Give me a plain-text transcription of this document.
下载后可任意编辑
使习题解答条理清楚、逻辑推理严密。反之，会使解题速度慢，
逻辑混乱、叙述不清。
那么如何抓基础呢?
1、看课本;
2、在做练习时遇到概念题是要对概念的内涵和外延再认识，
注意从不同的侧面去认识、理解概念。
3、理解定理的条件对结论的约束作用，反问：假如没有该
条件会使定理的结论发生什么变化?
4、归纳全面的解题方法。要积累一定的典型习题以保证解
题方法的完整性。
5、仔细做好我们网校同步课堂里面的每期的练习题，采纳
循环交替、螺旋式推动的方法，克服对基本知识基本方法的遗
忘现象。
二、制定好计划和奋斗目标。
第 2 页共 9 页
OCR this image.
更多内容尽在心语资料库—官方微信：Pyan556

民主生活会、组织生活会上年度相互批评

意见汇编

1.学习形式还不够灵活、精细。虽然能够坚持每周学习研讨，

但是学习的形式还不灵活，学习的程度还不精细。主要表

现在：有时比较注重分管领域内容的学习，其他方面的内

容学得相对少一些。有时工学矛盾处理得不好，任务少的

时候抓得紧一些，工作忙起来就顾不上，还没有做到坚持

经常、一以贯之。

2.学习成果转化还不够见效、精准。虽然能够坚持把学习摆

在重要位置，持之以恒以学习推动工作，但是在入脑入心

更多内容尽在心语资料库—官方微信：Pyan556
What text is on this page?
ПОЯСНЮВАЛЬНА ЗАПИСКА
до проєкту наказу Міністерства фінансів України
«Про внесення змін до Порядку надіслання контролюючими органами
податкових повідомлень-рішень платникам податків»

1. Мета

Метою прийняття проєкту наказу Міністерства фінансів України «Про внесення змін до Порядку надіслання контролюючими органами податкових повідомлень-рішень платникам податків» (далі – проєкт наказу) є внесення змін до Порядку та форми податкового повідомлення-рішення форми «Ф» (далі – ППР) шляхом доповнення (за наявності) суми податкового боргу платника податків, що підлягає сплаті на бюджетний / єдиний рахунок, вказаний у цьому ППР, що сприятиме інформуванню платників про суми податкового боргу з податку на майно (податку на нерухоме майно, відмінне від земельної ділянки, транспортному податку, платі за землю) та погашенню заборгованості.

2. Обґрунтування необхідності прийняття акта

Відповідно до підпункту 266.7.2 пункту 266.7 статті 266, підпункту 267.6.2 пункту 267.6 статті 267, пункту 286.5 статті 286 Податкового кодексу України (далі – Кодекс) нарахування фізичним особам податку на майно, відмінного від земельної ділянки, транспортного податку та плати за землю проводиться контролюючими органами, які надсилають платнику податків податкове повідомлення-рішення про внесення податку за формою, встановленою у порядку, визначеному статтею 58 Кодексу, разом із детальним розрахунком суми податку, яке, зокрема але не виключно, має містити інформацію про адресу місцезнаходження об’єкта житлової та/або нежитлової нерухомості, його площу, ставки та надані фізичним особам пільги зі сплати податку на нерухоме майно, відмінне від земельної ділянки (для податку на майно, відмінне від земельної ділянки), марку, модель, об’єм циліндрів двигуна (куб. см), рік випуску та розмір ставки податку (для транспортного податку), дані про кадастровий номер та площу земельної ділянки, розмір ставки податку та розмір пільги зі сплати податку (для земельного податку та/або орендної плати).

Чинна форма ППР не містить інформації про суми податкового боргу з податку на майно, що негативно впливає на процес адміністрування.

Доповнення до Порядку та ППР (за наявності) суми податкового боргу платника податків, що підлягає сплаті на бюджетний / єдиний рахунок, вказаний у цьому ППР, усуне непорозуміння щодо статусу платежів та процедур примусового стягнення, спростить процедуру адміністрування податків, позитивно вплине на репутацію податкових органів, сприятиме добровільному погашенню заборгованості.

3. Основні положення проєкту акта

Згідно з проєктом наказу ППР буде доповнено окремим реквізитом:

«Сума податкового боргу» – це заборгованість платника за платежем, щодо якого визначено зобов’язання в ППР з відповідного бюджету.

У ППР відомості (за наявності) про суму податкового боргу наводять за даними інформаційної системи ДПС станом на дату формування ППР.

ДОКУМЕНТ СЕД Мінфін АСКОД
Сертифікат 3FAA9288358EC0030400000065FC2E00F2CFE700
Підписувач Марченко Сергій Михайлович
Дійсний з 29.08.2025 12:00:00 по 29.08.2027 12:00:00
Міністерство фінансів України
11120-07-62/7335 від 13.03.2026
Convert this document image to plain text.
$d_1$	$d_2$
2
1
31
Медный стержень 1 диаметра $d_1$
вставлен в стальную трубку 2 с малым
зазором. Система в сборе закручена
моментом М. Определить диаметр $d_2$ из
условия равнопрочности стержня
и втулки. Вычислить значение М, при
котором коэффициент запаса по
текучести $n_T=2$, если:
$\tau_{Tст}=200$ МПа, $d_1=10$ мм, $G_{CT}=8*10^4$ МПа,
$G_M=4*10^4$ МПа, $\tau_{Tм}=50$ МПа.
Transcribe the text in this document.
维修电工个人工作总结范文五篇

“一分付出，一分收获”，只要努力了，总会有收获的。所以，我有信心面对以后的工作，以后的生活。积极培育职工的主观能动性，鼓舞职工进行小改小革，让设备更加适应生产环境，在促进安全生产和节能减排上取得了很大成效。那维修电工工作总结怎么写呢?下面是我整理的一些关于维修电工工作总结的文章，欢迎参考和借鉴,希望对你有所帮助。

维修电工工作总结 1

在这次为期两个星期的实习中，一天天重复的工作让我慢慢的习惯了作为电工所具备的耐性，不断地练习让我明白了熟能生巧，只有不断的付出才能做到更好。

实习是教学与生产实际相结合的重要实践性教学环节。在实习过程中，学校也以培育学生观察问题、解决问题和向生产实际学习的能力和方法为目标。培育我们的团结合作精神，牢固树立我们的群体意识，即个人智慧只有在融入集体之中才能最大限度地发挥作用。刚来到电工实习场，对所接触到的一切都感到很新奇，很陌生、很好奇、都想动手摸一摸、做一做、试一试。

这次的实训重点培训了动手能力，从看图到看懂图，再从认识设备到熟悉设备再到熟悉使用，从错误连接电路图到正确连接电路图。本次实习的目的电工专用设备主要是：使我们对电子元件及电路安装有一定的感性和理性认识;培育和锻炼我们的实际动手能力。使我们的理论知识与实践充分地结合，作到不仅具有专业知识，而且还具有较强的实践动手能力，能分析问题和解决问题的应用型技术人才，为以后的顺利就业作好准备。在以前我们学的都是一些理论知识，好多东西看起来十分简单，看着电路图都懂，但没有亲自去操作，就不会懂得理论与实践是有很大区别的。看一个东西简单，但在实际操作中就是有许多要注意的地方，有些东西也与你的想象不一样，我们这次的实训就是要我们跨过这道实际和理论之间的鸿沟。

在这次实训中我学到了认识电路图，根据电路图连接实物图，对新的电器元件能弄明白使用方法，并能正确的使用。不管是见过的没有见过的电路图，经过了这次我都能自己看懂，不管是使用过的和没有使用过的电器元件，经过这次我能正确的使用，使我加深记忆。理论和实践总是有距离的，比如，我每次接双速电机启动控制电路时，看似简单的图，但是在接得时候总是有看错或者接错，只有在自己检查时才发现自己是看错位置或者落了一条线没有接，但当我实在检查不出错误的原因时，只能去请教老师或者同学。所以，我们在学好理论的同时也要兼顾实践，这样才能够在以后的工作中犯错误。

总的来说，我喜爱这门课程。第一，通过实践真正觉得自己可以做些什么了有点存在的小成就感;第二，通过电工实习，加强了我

★ ★ ★ ★

▸ **YOUR OBJECTIVE**
Retype the data in full and match it exactly.

▸ **EXPECTED ANSWER**
Give me a plain-text transcription of this document.
下载后可任意编辑
使习题解答条理清楚、逻辑推理严密。反之，会使解题速度慢，
逻辑混乱、叙述不清。
那么如何抓基础呢?
1、看课本;
2、在做练习时遇到概念题是要对概念的内涵和外延再认识，
注意从不同的侧面去认识、理解概念。
3、理解定理的条件对结论的约束作用，反问：假如没有该
条件会使定理的结论发生什么变化?
4、归纳全面的解题方法。要积累一定的典型习题以保证解
题方法的完整性。
5、仔细做好我们网校同步课堂里面的每期的练习题，采纳
循环交替、螺旋式推动的方法，克服对基本知识基本方法的遗
忘现象。
二、制定好计划和奋斗目标。
第 2 页共 9 页
OCR this image.
更多内容尽在心语资料库—官方微信：Pyan556

民主生活会、组织生活会上年度相互批评

意见汇编

1.学习形式还不够灵活、精细。虽然能够坚持每周学习研讨，

但是学习的形式还不灵活，学习的程度还不精细。主要表

现在：有时比较注重分管领域内容的学习，其他方面的内

容学得相对少一些。有时工学矛盾处理得不好，任务少的

时候抓得紧一些，工作忙起来就顾不上，还没有做到坚持

经常、一以贯之。

2.学习成果转化还不够见效、精准。虽然能够坚持把学习摆

在重要位置，持之以恒以学习推动工作，但是在入脑入心

更多内容尽在心语资料库—官方微信：Pyan556
What text is on this page?
ПОЯСНЮВАЛЬНА ЗАПИСКА
до проєкту наказу Міністерства фінансів України
«Про внесення змін до Порядку надіслання контролюючими органами
податкових повідомлень-рішень платникам податків»

1. Мета

Метою прийняття проєкту наказу Міністерства фінансів України «Про внесення змін до Порядку надіслання контролюючими органами податкових повідомлень-рішень платникам податків» (далі – проєкт наказу) є внесення змін до Порядку та форми податкового повідомлення-рішення форми «Ф» (далі – ППР) шляхом доповнення (за наявності) суми податкового боргу платника податків, що підлягає сплаті на бюджетний / єдиний рахунок, вказаний у цьому ППР, що сприятиме інформуванню платників про суми податкового боргу з податку на майно (податку на нерухоме майно, відмінне від земельної ділянки, транспортному податку, платі за землю) та погашенню заборгованості.

2. Обґрунтування необхідності прийняття акта

Відповідно до підпункту 266.7.2 пункту 266.7 статті 266, підпункту 267.6.2 пункту 267.6 статті 267, пункту 286.5 статті 286 Податкового кодексу України (далі – Кодекс) нарахування фізичним особам податку на майно, відмінного від земельної ділянки, транспортного податку та плати за землю проводиться контролюючими органами, які надсилають платнику податків податкове повідомлення-рішення про внесення податку за формою, встановленою у порядку, визначеному статтею 58 Кодексу, разом із детальним розрахунком суми податку, яке, зокрема але не виключно, має містити інформацію про адресу місцезнаходження об’єкта житлової та/або нежитлової нерухомості, його площу, ставки та надані фізичним особам пільги зі сплати податку на нерухоме майно, відмінне від земельної ділянки (для податку на майно, відмінне від земельної ділянки), марку, модель, об’єм циліндрів двигуна (куб. см), рік випуску та розмір ставки податку (для транспортного податку), дані про кадастровий номер та площу земельної ділянки, розмір ставки податку та розмір пільги зі сплати податку (для земельного податку та/або орендної плати).

Чинна форма ППР не містить інформації про суми податкового боргу з податку на майно, що негативно впливає на процес адміністрування.

Доповнення до Порядку та ППР (за наявності) суми податкового боргу платника податків, що підлягає сплаті на бюджетний / єдиний рахунок, вказаний у цьому ППР, усуне непорозуміння щодо статусу платежів та процедур примусового стягнення, спростить процедуру адміністрування податків, позитивно вплине на репутацію податкових органів, сприятиме добровільному погашенню заборгованості.

3. Основні положення проєкту акта

Згідно з проєктом наказу ППР буде доповнено окремим реквізитом:

«Сума податкового боргу» – це заборгованість платника за платежем, щодо якого визначено зобов’язання в ППР з відповідного бюджету.

У ППР відомості (за наявності) про суму податкового боргу наводять за даними інформаційної системи ДПС станом на дату формування ППР.

ДОКУМЕНТ СЕД Мінфін АСКОД
Сертифікат 3FAA9288358EC0030400000065FC2E00F2CFE700
Підписувач Марченко Сергій Михайлович
Дійсний з 29.08.2025 12:00:00 по 29.08.2027 12:00:00
Міністерство фінансів України
11120-07-62/7335 від 13.03.2026
Convert this document image to plain text.
$d_1$	$d_2$
2
1
31
Медный стержень 1 диаметра $d_1$
вставлен в стальную трубку 2 с малым
зазором. Система в сборе закручена
моментом М. Определить диаметр $d_2$ из
условия равнопрочности стержня
и втулки. Вычислить значение М, при
котором коэффициент запаса по
текучести $n_T=2$, если:
$\tau_{Tст}=200$ МПа, $d_1=10$ мм, $G_{CT}=8*10^4$ МПа,
$G_M=4*10^4$ МПа, $\tau_{Tм}=50$ МПа.
Transcribe the text in this document.
维修电工个人工作总结范文五篇

“一分付出，一分收获”，只要努力了，总会有收获的。所以，我有信心面对以后的工作，以后的生活。积极培育职工的主观能动性，鼓舞职工进行小改小革，让设备更加适应生产环境，在促进安全生产和节能减排上取得了很大成效。那维修电工工作总结怎么写呢?下面是我整理的一些关于维修电工工作总结的文章，欢迎参考和借鉴,希望对你有所帮助。

维修电工工作总结 1

在这次为期两个星期的实习中，一天天重复的工作让我慢慢的习惯了作为电工所具备的耐性，不断地练习让我明白了熟能生巧，只有不断的付出才能做到更好。

实习是教学与生产实际相结合的重要实践性教学环节。在实习过程中，学校也以培育学生观察问题、解决问题和向生产实际学习的能力和方法为目标。培育我们的团结合作精神，牢固树立我们的群体意识，即个人智慧只有在融入集体之中才能最大限度地发挥作用。刚来到电工实习场，对所接触到的一切都感到很新奇，很陌生、很好奇、都想动手摸一摸、做一做、试一试。

这次的实训重点培训了动手能力，从看图到看懂图，再从认识设备到熟悉设备再到熟悉使用，从错误连接电路图到正确连接电路图。本次实习的目的电工专用设备主要是：使我们对电子元件及电路安装有一定的感性和理性认识;培育和锻炼我们的实际动手能力。使我们的理论知识与实践充分地结合，作到不仅具有专业知识，而且还具有较强的实践动手能力，能分析问题和解决问题的应用型技术人才，为以后的顺利就业作好准备。在以前我们学的都是一些理论知识，好多东西看起来十分简单，看着电路图都懂，但没有亲自去操作，就不会懂得理论与实践是有很大区别的。看一个东西简单，但在实际操作中就是有许多要注意的地方，有些东西也与你的想象不一样，我们这次的实训就是要我们跨过这道实际和理论之间的鸿沟。

在这次实训中我学到了认识电路图，根据电路图连接实物图，对新的电器元件能弄明白使用方法，并能正确的使用。不管是见过的没有见过的电路图，经过了这次我都能自己看懂，不管是使用过的和没有使用过的电器元件，经过这次我能正确的使用，使我加深记忆。理论和实践总是有距离的，比如，我每次接双速电机启动控制电路时，看似简单的图，但是在接得时候总是有看错或者接错，只有在自己检查时才发现自己是看错位置或者落了一条线没有接，但当我实在检查不出错误的原因时，只能去请教老师或者同学。所以，我们在学好理论的同时也要兼顾实践，这样才能够在以后的工作中犯错误。

总的来说，我喜爱这门课程。第一，通过实践真正觉得自己可以做些什么了有点存在的小成就感;第二，通过电工实习，加强了我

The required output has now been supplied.